Set down each record below precisely, skipping the pictures.

★ ★ ★ ★

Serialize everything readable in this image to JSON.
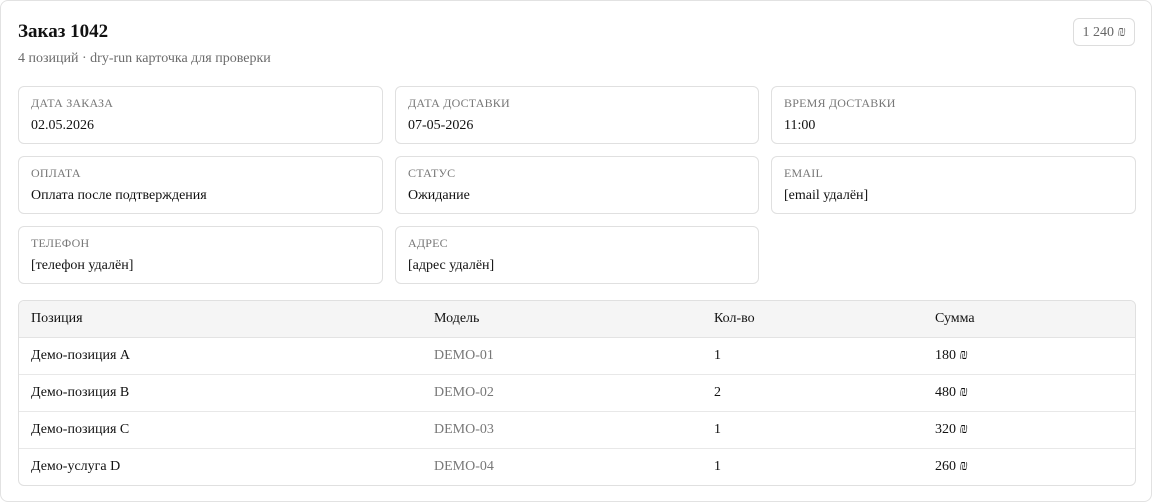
{
  "order": {
    "title": "Заказ 1042",
    "subtitle": "4 позиций · dry-run карточка для проверки",
    "total": "1 240 ₪"
  },
  "fields": [
    {
      "label": "Дата заказа",
      "value": "02.05.2026"
    },
    {
      "label": "Дата доставки",
      "value": "07-05-2026"
    },
    {
      "label": "Время доставки",
      "value": "11:00"
    },
    {
      "label": "Оплата",
      "value": "Оплата после подтверждения"
    },
    {
      "label": "Статус",
      "value": "Ожидание"
    },
    {
      "label": "Email",
      "value": "[email удалён]"
    },
    {
      "label": "Телефон",
      "value": "[телефон удалён]"
    },
    {
      "label": "Адрес",
      "value": "[адрес удалён]"
    }
  ],
  "items_table": {
    "columns": [
      "Позиция",
      "Модель",
      "Кол-во",
      "Сумма"
    ],
    "rows": [
      {
        "name": "Демо-позиция A",
        "model": "DEMO-01",
        "qty": "1",
        "sum": "180 ₪"
      },
      {
        "name": "Демо-позиция B",
        "model": "DEMO-02",
        "qty": "2",
        "sum": "480 ₪"
      },
      {
        "name": "Демо-позиция C",
        "model": "DEMO-03",
        "qty": "1",
        "sum": "320 ₪"
      },
      {
        "name": "Демо-услуга D",
        "model": "DEMO-04",
        "qty": "1",
        "sum": "260 ₪"
      }
    ]
  },
  "colors": {
    "border": "#e0e0e0",
    "header_bg": "#f5f5f5",
    "muted_text": "#777777",
    "text": "#111111"
  }
}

★ ★ ★ ★

[TASK SOLUTION]:
Serialize everything readable in this image to JSON.
{
  "order": {
    "title": "Заказ 1042",
    "subtitle": "4 позиций · dry-run карточка для проверки",
    "total": "1 240 ₪"
  },
  "fields": [
    {
      "label": "Дата заказа",
      "value": "02.05.2026"
    },
    {
      "label": "Дата доставки",
      "value": "07-05-2026"
    },
    {
      "label": "Время доставки",
      "value": "11:00"
    },
    {
      "label": "Оплата",
      "value": "Оплата после подтверждения"
    },
    {
      "label": "Статус",
      "value": "Ожидание"
    },
    {
      "label": "Email",
      "value": "[email удалён]"
    },
    {
      "label": "Телефон",
      "value": "[телефон удалён]"
    },
    {
      "label": "Адрес",
      "value": "[адрес удалён]"
    }
  ],
  "items_table": {
    "columns": [
      "Позиция",
      "Модель",
      "Кол-во",
      "Сумма"
    ],
    "rows": [
      {
        "name": "Демо-позиция A",
        "model": "DEMO-01",
        "qty": "1",
        "sum": "180 ₪"
      },
      {
        "name": "Демо-позиция B",
        "model": "DEMO-02",
        "qty": "2",
        "sum": "480 ₪"
      },
      {
        "name": "Демо-позиция C",
        "model": "DEMO-03",
        "qty": "1",
        "sum": "320 ₪"
      },
      {
        "name": "Демо-услуга D",
        "model": "DEMO-04",
        "qty": "1",
        "sum": "260 ₪"
      }
    ]
  },
  "colors": {
    "border": "#e0e0e0",
    "header_bg": "#f5f5f5",
    "muted_text": "#777777",
    "text": "#111111"
  }
}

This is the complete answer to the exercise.